Texte fourni –
----------------
Comment expliquez-vous que des chansons comme « La Vie en rose », « C’est si bon », « Comme d’habitude », qui représentent la culture et le charme de la France, aient pu à ce point connaître une résonance internationale ?

Thomas Dutronc : La chanson, qui dans le monde entier, a rapporté le plus de droit au monde, c’est « Comme d’habitude », loin devant « Yesterday », « Imagine » ou n’importe quel titre des Beatles, « Thriller » ou « Billie Jean » de Michael Jackson. Est-ce qu’on peut parler d’un âge d’or de la chanson française ? Je ne crois pas, puisqu’on a Air et Daft Punk qui ont fait des choses magnifiques. Aujourd’hui, la musique a changé, c’est devenu une grosse industrie. L’argent de la musique est généré par les ados et les enfants, à qui elle s’adresse de plus en plus. En même temps, en France, on a des super compositeurs et des chansons intemporelles qui peuvent faire le tour du monde. On ne les a pas toutes mises dans l’album, mais on a facilement de quoi faire un volume 2 bien fourni, avec par exemple des titres de Michel Legrand, de Charles Aznavour et d’autres…On aurait pu mettre également des titres des Gipsy King, qui est le groupe français qui a duré le plus longtemps  dans les charts aux Etats-Unis, ou encore des morceaux du groupe pop-rock Phoenix, qui a cartonné là-bas, même si les mélodies sont moins adaptables en jazz.
----------------
Lignes de données –

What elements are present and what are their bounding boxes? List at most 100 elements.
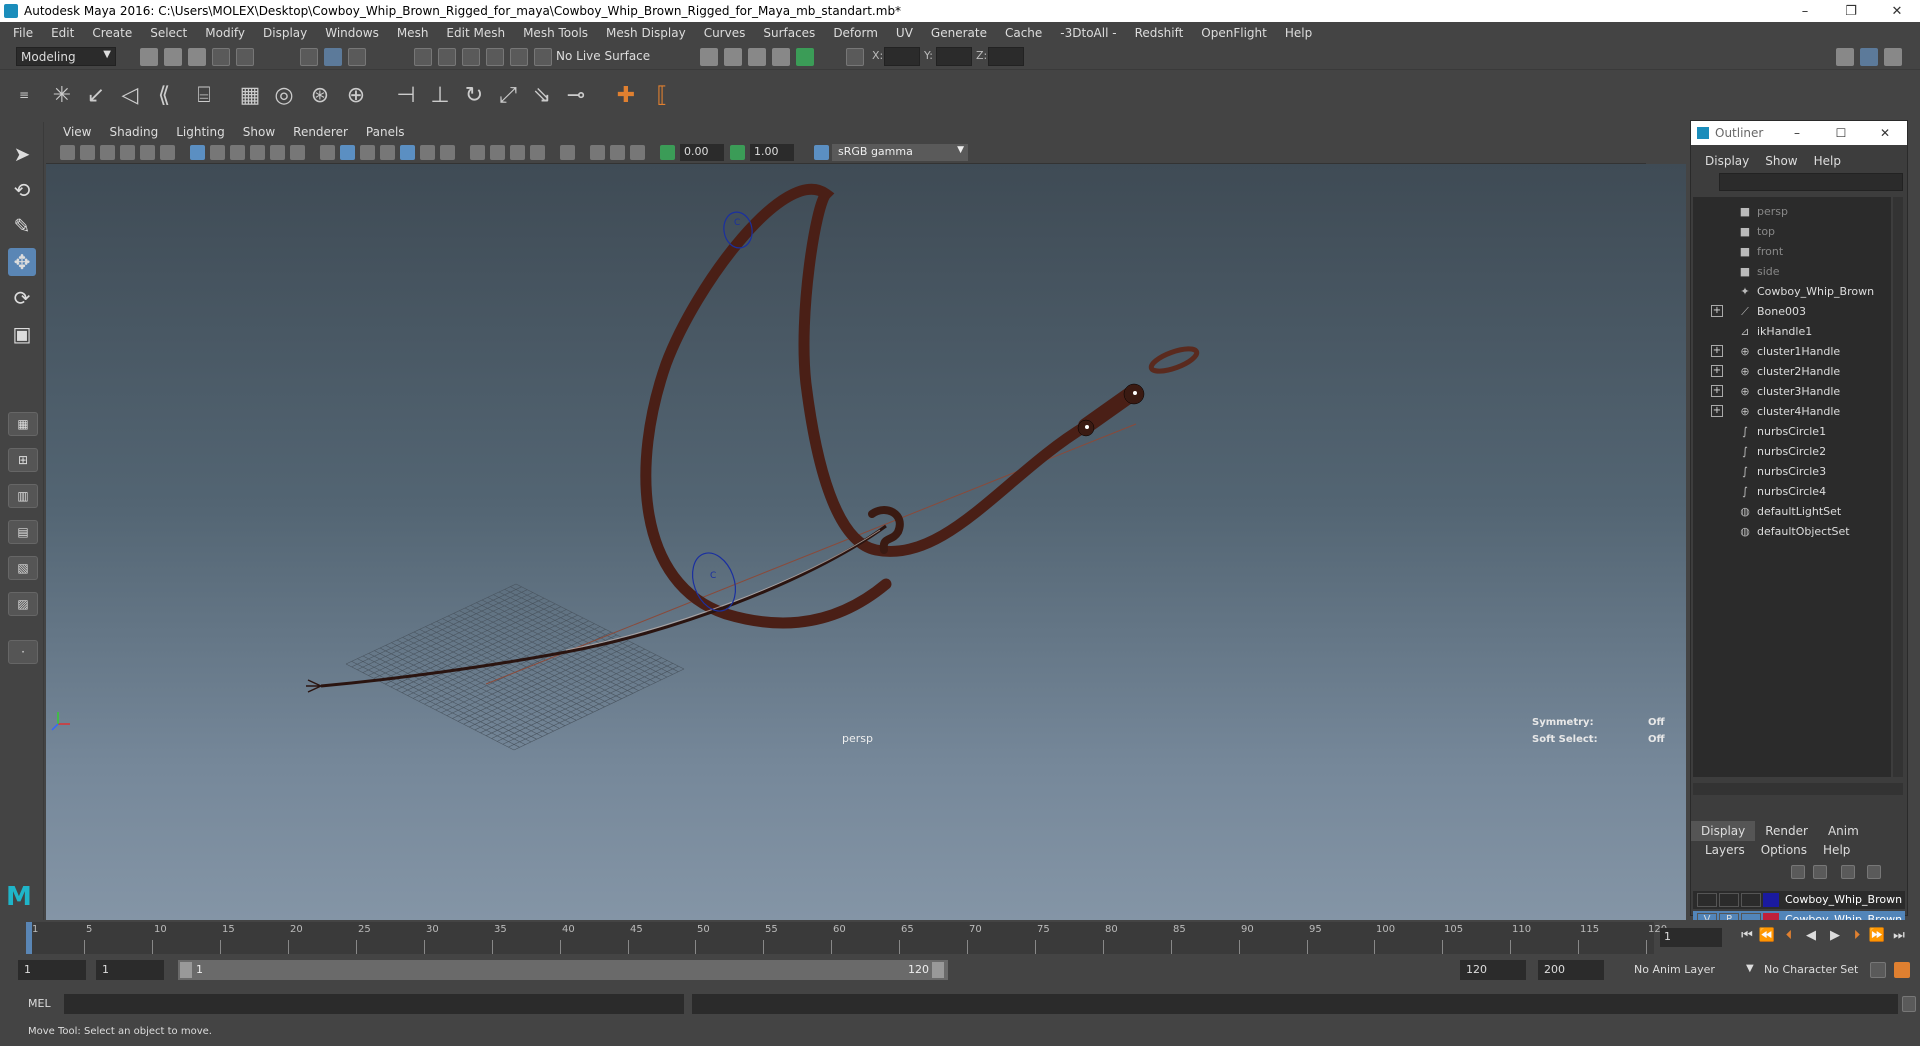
snap-curve-icon[interactable] bbox=[438, 48, 456, 66]
layer-editor-tab[interactable]: Display bbox=[1691, 821, 1756, 841]
step-back-key-icon[interactable]: ⏴ bbox=[1780, 928, 1798, 948]
outliner-item[interactable]: ◍ defaultLightSet bbox=[1693, 501, 1891, 521]
rotate-tool-icon[interactable]: ⟳ bbox=[8, 284, 36, 312]
anim-layer-dropdown[interactable]: No Anim Layer bbox=[1634, 963, 1715, 976]
x-field[interactable] bbox=[884, 47, 920, 66]
select-component-icon[interactable] bbox=[348, 48, 366, 66]
four-view-layout-icon[interactable]: ⊞ bbox=[8, 448, 38, 472]
isolate-select-icon[interactable] bbox=[560, 145, 575, 160]
perspective-viewport[interactable]: C C persp Symmetry: Off Soft Select: Off bbox=[46, 164, 1686, 920]
shelf-settings-icon[interactable]: ≡ bbox=[10, 80, 38, 110]
screen-space-ao-icon[interactable] bbox=[470, 145, 485, 160]
menu-item[interactable]: Mesh bbox=[388, 26, 438, 40]
outliner-item[interactable]: ◍ defaultObjectSet bbox=[1693, 521, 1891, 541]
animation-end-field[interactable]: 200 bbox=[1538, 960, 1604, 980]
go-to-end-icon[interactable]: ⏭ bbox=[1890, 928, 1908, 948]
snap-view-icon[interactable] bbox=[486, 48, 504, 66]
field-chart-icon[interactable] bbox=[270, 145, 285, 160]
aim-constraint-icon[interactable]: ⊥ bbox=[426, 80, 454, 110]
menu-item[interactable]: Modify bbox=[196, 26, 254, 40]
grid-toggle-icon[interactable] bbox=[190, 145, 205, 160]
layer-color-swatch[interactable] bbox=[1763, 893, 1779, 907]
menu-item[interactable]: Generate bbox=[922, 26, 996, 40]
attribute-editor-tab-strip[interactable] bbox=[1910, 70, 1920, 920]
menu-item[interactable]: Cache bbox=[996, 26, 1051, 40]
tool-settings-icon[interactable] bbox=[1884, 48, 1902, 66]
command-input[interactable] bbox=[64, 994, 684, 1014]
layer-editor-tab[interactable]: Render bbox=[1755, 821, 1818, 841]
wrap-icon[interactable]: ⊛ bbox=[306, 80, 334, 110]
range-end-handle[interactable] bbox=[932, 962, 944, 978]
joint-tool-icon[interactable]: ✳ bbox=[48, 80, 76, 110]
outliner-item[interactable]: ∫ nurbsCircle1 bbox=[1693, 421, 1891, 441]
custom-layout-icon[interactable]: · bbox=[8, 640, 38, 664]
xray-joints-icon[interactable] bbox=[630, 145, 645, 160]
outliner-horizontal-scrollbar[interactable] bbox=[1693, 783, 1903, 795]
select-object-icon[interactable] bbox=[324, 48, 342, 66]
play-backward-icon[interactable]: ◀ bbox=[1802, 928, 1820, 948]
panel-menu-item[interactable]: Renderer bbox=[284, 125, 357, 139]
outliner-item[interactable]: ⊿ ikHandle1 bbox=[1693, 321, 1891, 341]
menu-item[interactable]: UV bbox=[887, 26, 922, 40]
outliner-item[interactable]: ∫ nurbsCircle3 bbox=[1693, 461, 1891, 481]
outliner-item[interactable]: + ⊕ cluster2Handle bbox=[1693, 361, 1891, 381]
ik-handle-icon[interactable]: ↙ bbox=[82, 80, 110, 110]
animation-start-field[interactable]: 1 bbox=[18, 960, 86, 980]
outliner-item[interactable]: + ⊕ cluster4Handle bbox=[1693, 401, 1891, 421]
time-slider-track[interactable]: 1 5 10 15 20 25 30 35 40 45 50 55 60 65 70 75 80 85 90 95 10… bbox=[26, 922, 1667, 954]
scale-tool-icon[interactable]: ▣ bbox=[8, 320, 36, 348]
layer-playback-toggle[interactable] bbox=[1719, 893, 1739, 907]
restore-button[interactable]: ❐ bbox=[1828, 0, 1874, 22]
paint-select-icon[interactable]: ✎ bbox=[8, 212, 36, 240]
outliner-vertical-scrollbar[interactable] bbox=[1893, 197, 1903, 777]
character-set-dropdown[interactable]: No Character Set bbox=[1764, 963, 1858, 976]
point-constraint-icon[interactable]: ⊣ bbox=[392, 80, 420, 110]
blend-shape-icon[interactable]: ⊕ bbox=[342, 80, 370, 110]
orient-constraint-icon[interactable]: ↻ bbox=[460, 80, 488, 110]
snap-point-icon[interactable] bbox=[462, 48, 480, 66]
minimize-button[interactable]: – bbox=[1782, 0, 1828, 22]
layer-visibility-toggle[interactable] bbox=[1697, 893, 1717, 907]
y-field[interactable] bbox=[936, 47, 972, 66]
playback-start-field[interactable]: 1 bbox=[96, 960, 164, 980]
exposure-field[interactable]: 0.00 bbox=[680, 144, 724, 161]
persp-outliner-layout-icon[interactable]: ▥ bbox=[8, 484, 38, 508]
move-layer-up-icon[interactable] bbox=[1791, 865, 1805, 879]
chevron-down-icon[interactable]: ▼ bbox=[1746, 963, 1754, 974]
menu-item[interactable]: Help bbox=[1276, 26, 1321, 40]
save-scene-icon[interactable] bbox=[188, 48, 206, 66]
new-layer-selected-icon[interactable] bbox=[1867, 865, 1881, 879]
parent-constraint-icon[interactable]: ⇘ bbox=[528, 80, 556, 110]
maximize-button[interactable]: ☐ bbox=[1819, 126, 1863, 140]
render-view-icon[interactable] bbox=[724, 48, 742, 66]
outliner-item[interactable]: ■ persp bbox=[1693, 201, 1891, 221]
new-scene-icon[interactable] bbox=[140, 48, 158, 66]
outliner-item[interactable]: ✦ Cowboy_Whip_Brown bbox=[1693, 281, 1891, 301]
expand-icon[interactable]: + bbox=[1711, 405, 1723, 417]
outliner-menu-item[interactable]: Show bbox=[1757, 154, 1805, 168]
move-layer-down-icon[interactable] bbox=[1813, 865, 1827, 879]
expand-icon[interactable]: + bbox=[1711, 385, 1723, 397]
smooth-shade-icon[interactable] bbox=[340, 145, 355, 160]
xray-icon[interactable] bbox=[590, 145, 605, 160]
panel-menu-item[interactable]: Shading bbox=[100, 125, 167, 139]
menu-item[interactable]: Mesh Tools bbox=[514, 26, 597, 40]
panel-menu-item[interactable]: Panels bbox=[357, 125, 414, 139]
wireframe-on-shaded-icon[interactable] bbox=[380, 145, 395, 160]
gamma-icon[interactable] bbox=[730, 145, 745, 160]
outliner-item[interactable]: ■ side bbox=[1693, 261, 1891, 281]
outliner-item[interactable]: ■ top bbox=[1693, 221, 1891, 241]
expand-icon[interactable]: + bbox=[1711, 365, 1723, 377]
redo-icon[interactable] bbox=[236, 48, 254, 66]
image-plane-icon[interactable] bbox=[120, 145, 135, 160]
gamma-field[interactable]: 1.00 bbox=[750, 144, 794, 161]
outliner-item[interactable]: ∫ nurbsCircle4 bbox=[1693, 481, 1891, 501]
menu-item[interactable]: Redshift bbox=[1126, 26, 1193, 40]
make-live-icon[interactable] bbox=[534, 48, 552, 66]
default-material-icon[interactable] bbox=[360, 145, 375, 160]
menu-item[interactable]: Display bbox=[254, 26, 316, 40]
menu-item[interactable]: Windows bbox=[316, 26, 388, 40]
outliner-item[interactable]: + ⊕ cluster1Handle bbox=[1693, 341, 1891, 361]
textured-icon[interactable] bbox=[400, 145, 415, 160]
menu-item[interactable]: Surfaces bbox=[754, 26, 824, 40]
----------------
Exercices –
[1] Disposez en tableau Markdown les lignes des données, de la ligne contenant "snap-curve-icon[interactable] bbox=[438, 48, 456, 66]" jusqu'à celle contenant "isolate-select-icon[interactable] bbox=[560, 145, 575, 160]", toutes deux comprises. Utilisez une colonne Numéro pour le rang et une colonne Contenu pour la ligne, et omettez les lignes vides.
[2] Reprenez, s'il vous plaît, le texte sur la chanson française là où il s'arrête.

Réponses de l'exercice –
[1]
| Numéro | Contenu |
|---|---|
| 1 | snap-curve-icon[interactable] bbox=[438, 48, 456, 66] |
| 2 | layer-editor-tab[interactable]: Display bbox=[1691, 821, 1756, 841] |
| 3 | step-back-key-icon[interactable]: ⏴ bbox=[1780, 928, 1798, 948] |
| 4 | outliner-item[interactable]: ◍ defaultLightSet bbox=[1693, 501, 1891, 521] |
| 5 | rotate-tool-icon[interactable]: ⟳ bbox=[8, 284, 36, 312] |
| 6 | anim-layer-dropdown[interactable]: No Anim Layer bbox=[1634, 963, 1715, 976] |
| 7 | x-field[interactable] bbox=[884, 47, 920, 66] |
| 8 | select-component-icon[interactable] bbox=[348, 48, 366, 66] |
| 9 | four-view-layout-icon[interactable]: ⊞ bbox=[8, 448, 38, 472] |
| 10 | isolate-select-icon[interactable] bbox=[560, 145, 575, 160] |

[2]
Toutes ces chansons, vous les écoutiez quand vous étiez enfant?

Thomas Dutronc : Pas tellement. J’aime bien la version de « My Way » par Sinatra et Elvis. Je ne suis pas hyper fan de « Comme d’habitude », qui est géniale, mais que je trouve un peu datée. C’est la mélodie qui est forte. Ma chanson préférée est « Que reste-t-il de nos amours » de Charles Trenet, qu’on a enregistrée. Elle est super, mais j’avais envie qu’elle soit encore mieux. Du coup, on l’a gardée pour un volume 2 (rires). « C’est si bon », je l’ai souvent écoutée en version instrumentale par Bireli Lagrène sur « Standards », un album qui fait référence dans le milieu de la guitare-jazz manouche. J’ai aussi beaucoup aimé la version qu’en a fait Louis Armstrong.

Etes-vous nostalgique de cette époque ?

Thomas Dutronc : Oui et non. Les gens que je préfère et que je vénère sont plutôt de cette époque. Ils avaient l’air beaucoup plus civilisés, courtois, cultivés. Il y avait moins de violence, j’ai l’impression. En même temps, quand on regarde historiquement ce qui se passait, les deux guerres mondiales, la guerre d’Algérie, la Shoah…c’était épouvantable.

Diriez-vous qu’il y a un côté rétro chez vous ?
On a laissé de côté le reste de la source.